Task prompt
Please set down all the lines beneath this one exactly, without the pictures.
%%
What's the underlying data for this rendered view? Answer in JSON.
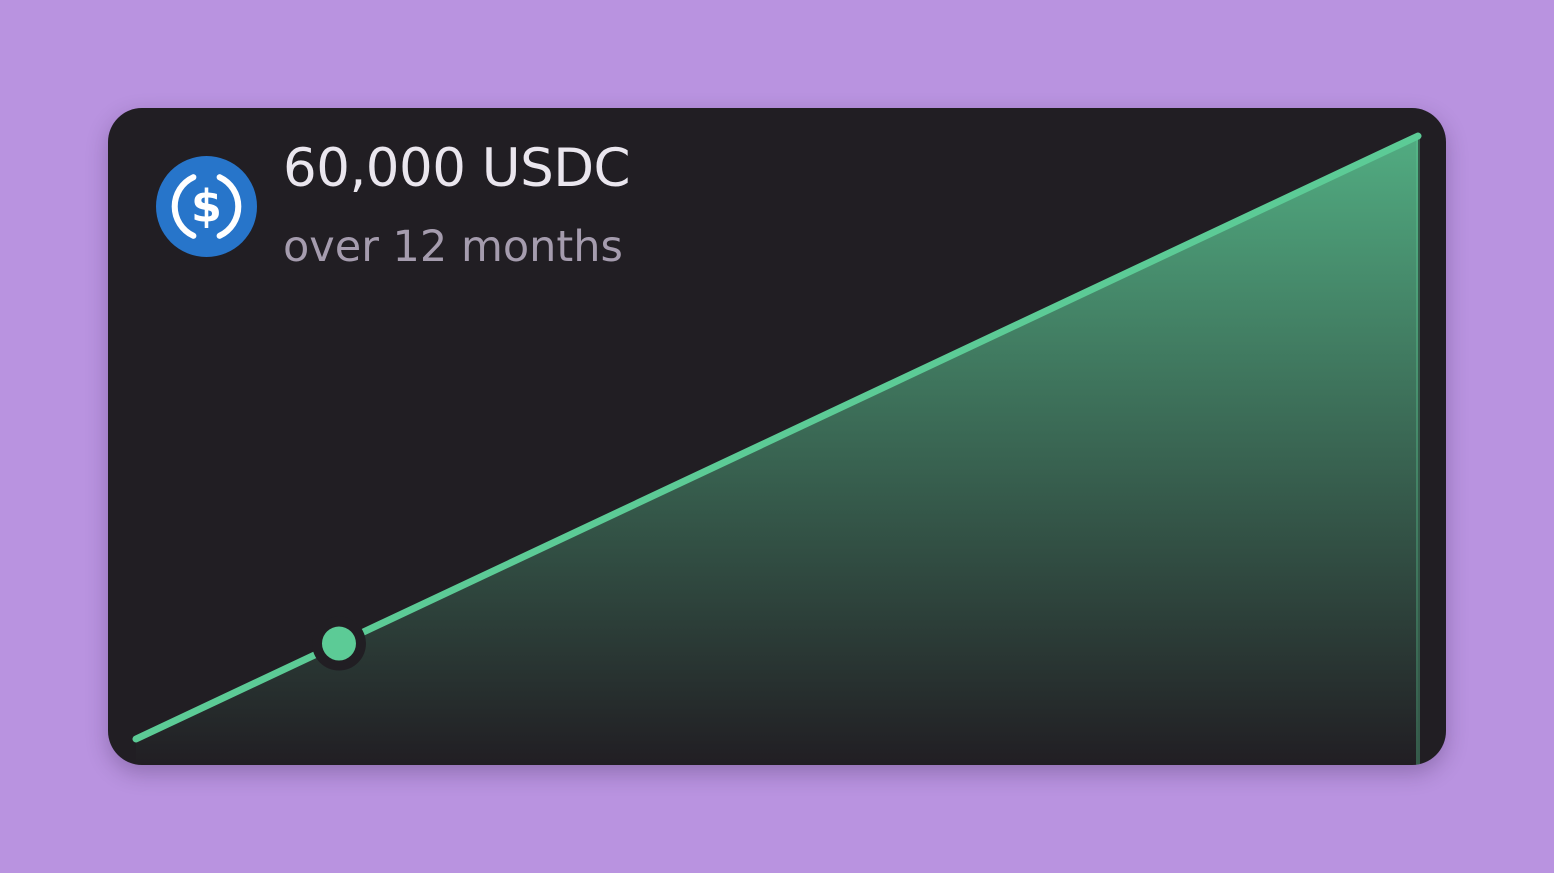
{
  "card": {
    "amount": "60,000 USDC",
    "period": "over 12 months",
    "token_icon": "usdc-coin-icon",
    "token_color": "#2775ca",
    "accent_color": "#5ccb96",
    "background_color": "#211e23",
    "page_background": "#b993e0"
  },
  "chart_data": {
    "type": "area",
    "x": [
      0,
      12
    ],
    "y": [
      0,
      60000
    ],
    "xlim": [
      0,
      12
    ],
    "ylim": [
      0,
      60000
    ],
    "grid": false,
    "current_point": {
      "x": 1.9,
      "y": 9500
    },
    "title": "",
    "xlabel": "",
    "ylabel": ""
  }
}
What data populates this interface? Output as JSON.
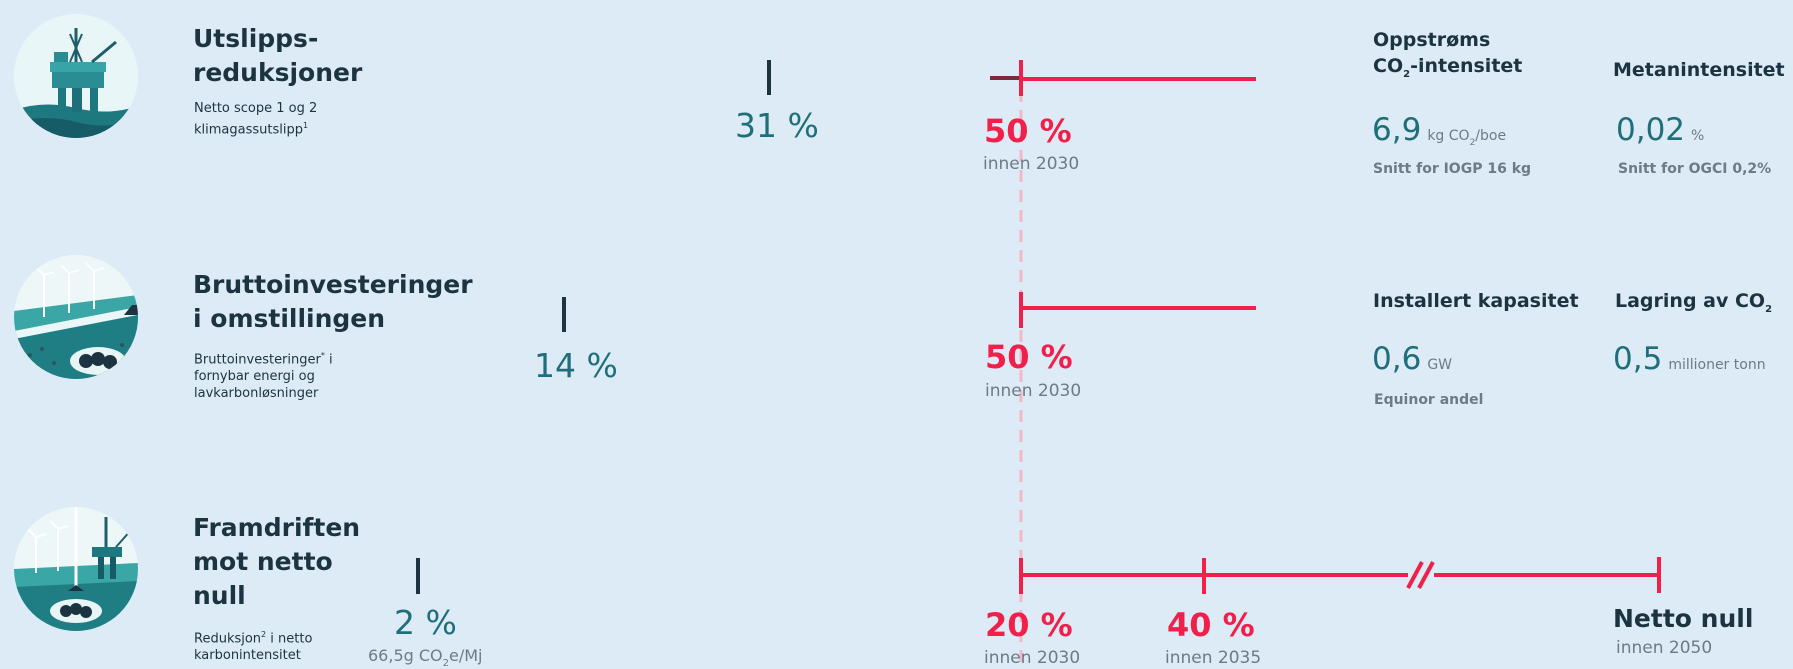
{
  "colors": {
    "navy": "#1c3340",
    "teal": "#1f6f7a",
    "red": "#f0204b",
    "grey": "#6c7c86",
    "background": "#dcebf5"
  },
  "rows": [
    {
      "icon": "oil-platform-icon",
      "title_line1": "Utslipps-",
      "title_line2": "reduksjoner",
      "desc_line1": "Netto scope 1 og 2",
      "desc_line2": "klimagassutslipp",
      "desc_sup": "1",
      "current_value": "31 %",
      "target_value": "50 %",
      "target_sub": "innen 2030",
      "progress_fraction": 0.62
    },
    {
      "icon": "wind-and-ccs-icon",
      "title_line1": "Bruttoinvesteringer",
      "title_line2": "i omstillingen",
      "desc_line1": "Bruttoinvesteringer",
      "desc_sup": "*",
      "desc_line1_tail": " i",
      "desc_line2": "fornybar energi og",
      "desc_line3": "lavkarbonløsninger",
      "current_value": "14 %",
      "target_value": "50 %",
      "target_sub": "innen 2030",
      "progress_fraction": 0.28
    },
    {
      "icon": "energy-mix-icon",
      "title_line1": "Framdriften",
      "title_line2": "mot netto",
      "title_line3": "null",
      "desc_line1": "Reduksjon",
      "desc_sup": "2",
      "desc_line1_tail": " i netto",
      "desc_line2": "karbonintensitet",
      "current_value": "2 %",
      "current_sub": "66,5g CO",
      "current_sub_subscript": "2",
      "current_sub_tail": "e/Mj",
      "progress_fraction": 0.02,
      "targets": [
        {
          "value": "20 %",
          "sub": "innen 2030"
        },
        {
          "value": "40 %",
          "sub": "innen 2035"
        }
      ],
      "final_value": "Netto null",
      "final_sub": "innen 2050",
      "break_mark": "//"
    }
  ],
  "metrics": {
    "upstream": {
      "head_line1": "Oppstrøms",
      "head_line2_pre": "CO",
      "head_line2_sub": "2",
      "head_line2_tail": "-intensitet",
      "value": "6,9",
      "unit_pre": "kg CO",
      "unit_sub": "2",
      "unit_tail": "/boe",
      "note": "Snitt for IOGP 16 kg"
    },
    "methane": {
      "head": "Metanintensitet",
      "value": "0,02",
      "unit": "%",
      "note": "Snitt for OGCI 0,2%"
    },
    "capacity": {
      "head": "Installert kapasitet",
      "value": "0,6",
      "unit": "GW",
      "note": "Equinor andel"
    },
    "storage": {
      "head_pre": "Lagring av CO",
      "head_sub": "2",
      "value": "0,5",
      "unit": "millioner tonn"
    }
  }
}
%%
Task answer
What's the underlying data for this rendered view? Answer in JSON.
{
  "card": {
    "amount": "60,000 USDC",
    "period": "over 12 months",
    "token_icon": "usdc-coin-icon",
    "token_color": "#2775ca",
    "accent_color": "#5ccb96",
    "background_color": "#211e23",
    "page_background": "#b993e0"
  },
  "chart_data": {
    "type": "area",
    "x": [
      0,
      12
    ],
    "y": [
      0,
      60000
    ],
    "xlim": [
      0,
      12
    ],
    "ylim": [
      0,
      60000
    ],
    "grid": false,
    "current_point": {
      "x": 1.9,
      "y": 9500
    },
    "title": "",
    "xlabel": "",
    "ylabel": ""
  }
}
What data populates this interface? Output as JSON.
{
  "colors": {
    "navy": "#1c3340",
    "teal": "#1f6f7a",
    "red": "#f0204b",
    "grey": "#6c7c86",
    "background": "#dcebf5"
  },
  "rows": [
    {
      "icon": "oil-platform-icon",
      "title_line1": "Utslipps-",
      "title_line2": "reduksjoner",
      "desc_line1": "Netto scope 1 og 2",
      "desc_line2": "klimagassutslipp",
      "desc_sup": "1",
      "current_value": "31 %",
      "target_value": "50 %",
      "target_sub": "innen 2030",
      "progress_fraction": 0.62
    },
    {
      "icon": "wind-and-ccs-icon",
      "title_line1": "Bruttoinvesteringer",
      "title_line2": "i omstillingen",
      "desc_line1": "Bruttoinvesteringer",
      "desc_sup": "*",
      "desc_line1_tail": " i",
      "desc_line2": "fornybar energi og",
      "desc_line3": "lavkarbonløsninger",
      "current_value": "14 %",
      "target_value": "50 %",
      "target_sub": "innen 2030",
      "progress_fraction": 0.28
    },
    {
      "icon": "energy-mix-icon",
      "title_line1": "Framdriften",
      "title_line2": "mot netto",
      "title_line3": "null",
      "desc_line1": "Reduksjon",
      "desc_sup": "2",
      "desc_line1_tail": " i netto",
      "desc_line2": "karbonintensitet",
      "current_value": "2 %",
      "current_sub": "66,5g CO",
      "current_sub_subscript": "2",
      "current_sub_tail": "e/Mj",
      "progress_fraction": 0.02,
      "targets": [
        {
          "value": "20 %",
          "sub": "innen 2030"
        },
        {
          "value": "40 %",
          "sub": "innen 2035"
        }
      ],
      "final_value": "Netto null",
      "final_sub": "innen 2050",
      "break_mark": "//"
    }
  ],
  "metrics": {
    "upstream": {
      "head_line1": "Oppstrøms",
      "head_line2_pre": "CO",
      "head_line2_sub": "2",
      "head_line2_tail": "-intensitet",
      "value": "6,9",
      "unit_pre": "kg CO",
      "unit_sub": "2",
      "unit_tail": "/boe",
      "note": "Snitt for IOGP 16 kg"
    },
    "methane": {
      "head": "Metanintensitet",
      "value": "0,02",
      "unit": "%",
      "note": "Snitt for OGCI 0,2%"
    },
    "capacity": {
      "head": "Installert kapasitet",
      "value": "0,6",
      "unit": "GW",
      "note": "Equinor andel"
    },
    "storage": {
      "head_pre": "Lagring av CO",
      "head_sub": "2",
      "value": "0,5",
      "unit": "millioner tonn"
    }
  }
}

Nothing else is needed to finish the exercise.